### DOCUMENT
◇ ◇ ◇

[ofa-general][RFC] IPv6 support for RDMA CM
Aleksey Senin
alekseys at voltaire.com
Wed Jul 30 04:22:04 PDT 2008
Here is better formatted version of patch.
Patch adds IPv6 support for RDMA CM operations. It provides basic
support and have limitations bellow:
No support for link-local addresses.
Can't use mixed IPv6 and IPv4 addresses as source and destinations
Not perform checks against ANYCAST address type.
Details:
struct addr_req extended to support sockaddr_in6 family
Functions like address_resolve_local, addr_resolve_remote changed to get
pointer to generic sockaddr struct insted of sockadd_in. Such functions
used as upper layer, and after parsing sa_family call corresponding IPv6
ot IPv4 function.
To perform network discovery and to symbols should be exported:
nd_table
ndisc_send_ns
The points that must be improved to specified above are:
recognition of local device by given IP address
sending network discovery without exporting symbols
Waiting for feedback, suggestions.
------------
drivers/infiniband/core/addr.c | 158 +++++++++++++++++++++++++++-------
drivers/infiniband/core/cma.c | 72 +++++++++++++-----
net/ipv6/ndisc.c | 2
3 files changed, 186 insertions(+), 46 deletions(-)

◇ ◇ ◇

### REQUIRED WORK
(A) Copy the IPv6 RDMA CM post from "Can't use mixed" to "ot IPv4 function.", replacing "upper layer" with "top layer".
(B) According to the IPv6 RDMA CM post, which two symbols have to be exported to perform network discovery?
(C) Continue the IPv6 RDMA CM post from its last line.
The records that come next are separate material, unrelated to the IPv6 RDMA CM post.

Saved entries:
◇ ◇ ◇

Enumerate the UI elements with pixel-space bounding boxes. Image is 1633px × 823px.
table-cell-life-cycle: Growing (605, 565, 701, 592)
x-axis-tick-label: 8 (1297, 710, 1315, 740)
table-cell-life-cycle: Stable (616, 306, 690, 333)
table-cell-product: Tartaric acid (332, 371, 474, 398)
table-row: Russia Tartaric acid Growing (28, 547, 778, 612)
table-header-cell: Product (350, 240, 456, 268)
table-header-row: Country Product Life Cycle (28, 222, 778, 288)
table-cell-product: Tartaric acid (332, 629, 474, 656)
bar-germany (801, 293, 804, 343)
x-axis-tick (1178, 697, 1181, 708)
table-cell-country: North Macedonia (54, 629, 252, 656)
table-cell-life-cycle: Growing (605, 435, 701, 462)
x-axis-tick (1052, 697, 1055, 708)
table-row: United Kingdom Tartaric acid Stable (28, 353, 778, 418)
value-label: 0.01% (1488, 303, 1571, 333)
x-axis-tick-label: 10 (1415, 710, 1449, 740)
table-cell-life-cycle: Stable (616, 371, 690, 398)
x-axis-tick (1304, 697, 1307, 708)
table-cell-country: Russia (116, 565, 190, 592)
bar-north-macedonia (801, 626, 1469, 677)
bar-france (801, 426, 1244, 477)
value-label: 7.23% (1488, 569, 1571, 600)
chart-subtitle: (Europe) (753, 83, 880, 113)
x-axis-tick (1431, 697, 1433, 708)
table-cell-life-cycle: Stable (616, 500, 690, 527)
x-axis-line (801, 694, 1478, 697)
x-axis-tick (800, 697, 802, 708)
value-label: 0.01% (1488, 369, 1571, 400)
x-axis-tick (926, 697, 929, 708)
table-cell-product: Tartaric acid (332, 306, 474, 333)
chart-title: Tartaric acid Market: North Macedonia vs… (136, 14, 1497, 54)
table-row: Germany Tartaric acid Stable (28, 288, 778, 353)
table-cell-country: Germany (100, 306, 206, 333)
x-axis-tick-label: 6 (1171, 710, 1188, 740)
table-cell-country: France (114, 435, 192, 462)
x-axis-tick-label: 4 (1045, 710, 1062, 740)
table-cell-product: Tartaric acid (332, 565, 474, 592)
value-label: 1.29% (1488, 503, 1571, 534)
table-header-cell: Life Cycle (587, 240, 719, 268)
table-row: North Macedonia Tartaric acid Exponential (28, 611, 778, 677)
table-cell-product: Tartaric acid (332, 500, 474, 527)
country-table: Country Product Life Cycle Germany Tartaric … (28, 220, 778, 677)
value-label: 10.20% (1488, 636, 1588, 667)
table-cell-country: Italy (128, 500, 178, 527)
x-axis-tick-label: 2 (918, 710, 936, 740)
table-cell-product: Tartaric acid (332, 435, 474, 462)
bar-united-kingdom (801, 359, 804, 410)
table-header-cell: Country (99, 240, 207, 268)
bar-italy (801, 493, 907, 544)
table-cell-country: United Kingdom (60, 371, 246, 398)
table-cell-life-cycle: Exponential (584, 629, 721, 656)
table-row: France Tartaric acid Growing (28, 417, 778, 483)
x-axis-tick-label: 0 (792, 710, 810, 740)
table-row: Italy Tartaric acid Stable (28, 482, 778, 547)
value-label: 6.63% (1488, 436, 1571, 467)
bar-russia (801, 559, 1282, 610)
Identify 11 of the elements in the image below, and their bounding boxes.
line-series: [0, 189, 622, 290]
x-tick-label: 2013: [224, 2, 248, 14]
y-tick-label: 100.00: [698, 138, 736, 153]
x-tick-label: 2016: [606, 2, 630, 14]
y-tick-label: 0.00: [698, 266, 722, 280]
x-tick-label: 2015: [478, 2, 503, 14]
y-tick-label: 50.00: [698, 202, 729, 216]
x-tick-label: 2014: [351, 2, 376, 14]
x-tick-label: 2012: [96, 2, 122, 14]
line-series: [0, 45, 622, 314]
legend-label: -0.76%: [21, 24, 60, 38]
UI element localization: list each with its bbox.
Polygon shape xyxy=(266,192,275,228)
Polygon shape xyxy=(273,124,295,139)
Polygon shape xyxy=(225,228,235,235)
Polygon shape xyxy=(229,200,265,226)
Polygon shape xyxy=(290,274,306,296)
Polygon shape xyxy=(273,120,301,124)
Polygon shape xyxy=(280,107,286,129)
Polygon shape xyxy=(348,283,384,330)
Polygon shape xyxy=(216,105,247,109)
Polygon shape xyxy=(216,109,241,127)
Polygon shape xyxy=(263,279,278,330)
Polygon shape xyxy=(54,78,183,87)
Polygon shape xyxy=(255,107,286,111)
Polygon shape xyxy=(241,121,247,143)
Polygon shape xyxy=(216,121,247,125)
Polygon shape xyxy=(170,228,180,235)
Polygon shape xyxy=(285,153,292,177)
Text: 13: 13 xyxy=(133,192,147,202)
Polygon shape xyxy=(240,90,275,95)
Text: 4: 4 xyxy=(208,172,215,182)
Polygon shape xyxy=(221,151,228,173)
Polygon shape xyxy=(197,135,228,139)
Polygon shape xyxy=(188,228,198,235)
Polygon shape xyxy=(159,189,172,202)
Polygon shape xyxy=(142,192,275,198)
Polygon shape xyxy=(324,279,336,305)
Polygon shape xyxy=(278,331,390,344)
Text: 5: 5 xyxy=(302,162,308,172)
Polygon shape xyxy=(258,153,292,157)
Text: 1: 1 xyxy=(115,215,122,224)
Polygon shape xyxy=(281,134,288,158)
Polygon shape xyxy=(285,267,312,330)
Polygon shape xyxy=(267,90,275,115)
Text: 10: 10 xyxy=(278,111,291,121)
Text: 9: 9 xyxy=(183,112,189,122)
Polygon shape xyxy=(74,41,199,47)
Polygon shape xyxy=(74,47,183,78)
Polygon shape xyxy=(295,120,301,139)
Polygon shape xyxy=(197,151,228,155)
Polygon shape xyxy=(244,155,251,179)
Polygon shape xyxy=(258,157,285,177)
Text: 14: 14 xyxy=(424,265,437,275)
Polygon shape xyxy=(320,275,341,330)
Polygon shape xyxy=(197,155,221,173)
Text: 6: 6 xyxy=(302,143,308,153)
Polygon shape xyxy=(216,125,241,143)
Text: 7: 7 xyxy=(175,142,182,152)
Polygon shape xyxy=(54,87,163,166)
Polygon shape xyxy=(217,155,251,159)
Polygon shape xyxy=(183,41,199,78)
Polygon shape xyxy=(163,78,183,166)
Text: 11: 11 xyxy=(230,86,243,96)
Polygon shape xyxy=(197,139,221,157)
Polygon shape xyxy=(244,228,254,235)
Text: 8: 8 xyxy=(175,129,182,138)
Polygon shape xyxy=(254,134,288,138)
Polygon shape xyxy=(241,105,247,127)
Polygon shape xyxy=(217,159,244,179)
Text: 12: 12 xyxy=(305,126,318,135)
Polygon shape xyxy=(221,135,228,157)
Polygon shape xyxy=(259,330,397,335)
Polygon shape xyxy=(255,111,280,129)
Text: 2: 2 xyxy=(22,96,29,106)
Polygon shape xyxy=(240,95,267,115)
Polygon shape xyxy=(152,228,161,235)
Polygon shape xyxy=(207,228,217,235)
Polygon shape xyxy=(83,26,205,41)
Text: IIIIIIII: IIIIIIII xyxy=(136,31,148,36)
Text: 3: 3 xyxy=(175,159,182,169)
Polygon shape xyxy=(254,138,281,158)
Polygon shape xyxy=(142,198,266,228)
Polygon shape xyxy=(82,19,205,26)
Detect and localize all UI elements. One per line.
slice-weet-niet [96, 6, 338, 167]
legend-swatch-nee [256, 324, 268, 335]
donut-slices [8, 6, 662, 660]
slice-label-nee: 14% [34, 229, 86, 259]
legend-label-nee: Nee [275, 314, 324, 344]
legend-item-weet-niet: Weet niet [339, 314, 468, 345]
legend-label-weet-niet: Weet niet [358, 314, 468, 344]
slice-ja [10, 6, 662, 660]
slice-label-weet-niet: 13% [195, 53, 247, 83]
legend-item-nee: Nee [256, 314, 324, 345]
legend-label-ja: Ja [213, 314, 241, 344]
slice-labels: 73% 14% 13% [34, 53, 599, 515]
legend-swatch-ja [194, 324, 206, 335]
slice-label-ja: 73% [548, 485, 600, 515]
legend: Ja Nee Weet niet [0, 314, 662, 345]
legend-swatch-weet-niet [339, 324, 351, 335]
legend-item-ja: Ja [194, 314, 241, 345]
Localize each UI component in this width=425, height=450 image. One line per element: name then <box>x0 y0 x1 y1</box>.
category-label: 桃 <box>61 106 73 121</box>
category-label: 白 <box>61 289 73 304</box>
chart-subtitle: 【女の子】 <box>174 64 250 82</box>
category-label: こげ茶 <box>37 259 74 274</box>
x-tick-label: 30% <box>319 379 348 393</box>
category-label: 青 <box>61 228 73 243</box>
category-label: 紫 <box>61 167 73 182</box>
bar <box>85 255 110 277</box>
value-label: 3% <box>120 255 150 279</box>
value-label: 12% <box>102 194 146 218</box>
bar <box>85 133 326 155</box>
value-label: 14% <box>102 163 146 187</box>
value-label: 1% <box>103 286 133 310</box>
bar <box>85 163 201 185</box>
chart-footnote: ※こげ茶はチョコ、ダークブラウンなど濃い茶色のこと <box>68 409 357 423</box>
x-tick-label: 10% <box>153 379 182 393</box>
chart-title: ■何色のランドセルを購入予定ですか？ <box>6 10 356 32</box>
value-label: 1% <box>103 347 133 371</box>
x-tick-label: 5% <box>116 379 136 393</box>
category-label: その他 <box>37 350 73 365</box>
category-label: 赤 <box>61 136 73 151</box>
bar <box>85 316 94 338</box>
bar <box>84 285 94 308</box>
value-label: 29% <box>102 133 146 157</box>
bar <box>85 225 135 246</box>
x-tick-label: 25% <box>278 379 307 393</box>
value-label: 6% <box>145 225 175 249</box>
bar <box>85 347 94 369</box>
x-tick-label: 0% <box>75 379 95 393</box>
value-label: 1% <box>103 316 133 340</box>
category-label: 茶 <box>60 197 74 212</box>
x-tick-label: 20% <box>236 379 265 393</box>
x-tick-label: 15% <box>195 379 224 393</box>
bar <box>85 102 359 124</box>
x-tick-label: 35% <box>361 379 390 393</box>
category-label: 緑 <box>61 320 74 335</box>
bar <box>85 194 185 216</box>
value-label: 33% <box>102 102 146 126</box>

◇ ◇ ◇

### ANSWER LIST
(A)
Can't use mixed IPv6 and IPv4 addresses as source and destinations
Not perform checks against ANYCAST address type.
Details:
struct addr_req extended to support sockaddr_in6 family
Functions like address_resolve_local, addr_resolve_remote changed to get
pointer to generic sockaddr struct insted of sockadd_in. Such functions
used as top layer, and after parsing sa_family call corresponding IPv6
ot IPv4 function.

(B) nd_table and ndisc_send_ns

(C)
diff --git a/drivers/infiniband/core/addr.c b/drivers/infiniband/core/addr.c
index 09a2bec..05ab1d0 100644
--- a/drivers/infiniband/core/addr.c
+++ b/drivers/infiniband/core/addr.c
@@ -38,10 +38,13 @@
#include <linux/workqueue.h>
#include <linux/if_arp.h>
#include <net/arp.h>
+#include <net/ndisc.h>
+#include <net/ip6_route.h>
#include <net/neighbour.h>
#include <net/route.h>
#include <net/netevent.h>
#include <rdma/ib_addr.h>
+#include <net/addrconf.h>
MODULE_AUTHOR("Sean Hefty");
MODULE_DESCRIPTION("IB Address Translation");
@@ -50,7 +53,9 @@ MODULE_LICENSE("Dual BSD/GPL");
struct addr_req {
struct list_head list;
struct sockaddr src_addr;
+ u8 src_pad[sizeof(struct sockaddr_in6) - sizeof(struct sockaddr)];
struct sockaddr dst_addr;
+ u8 dst_pad[sizeof(struct sockaddr_in6) - sizeof(struct sockaddr)];
struct rdma_dev_addr *addr;
struct rdma_addr_client *client;
void *context;
@@ -113,15 +118,27 @@ EXPORT_SYMBOL(rdma_copy_addr);
int rdma_translate_ip(struct sockaddr *addr, struct rdma_dev_addr *dev_addr)
{
struct net_device *dev;
- __be32 ip = ((struct sockaddr_in *) addr)->sin_addr.s_addr;
int ret;
- dev = ip_dev_find(&init_net, ip);
- if (!dev)
- return -EADDRNOTAVAIL;
+ if (addr->sa_family == AF_INET) {
+ __be32 ip = ((struct sockaddr_in *)addr)->sin_addr.s_addr;
+ dev = ip_dev_find(&init_net, ip);
+
+ if (!dev)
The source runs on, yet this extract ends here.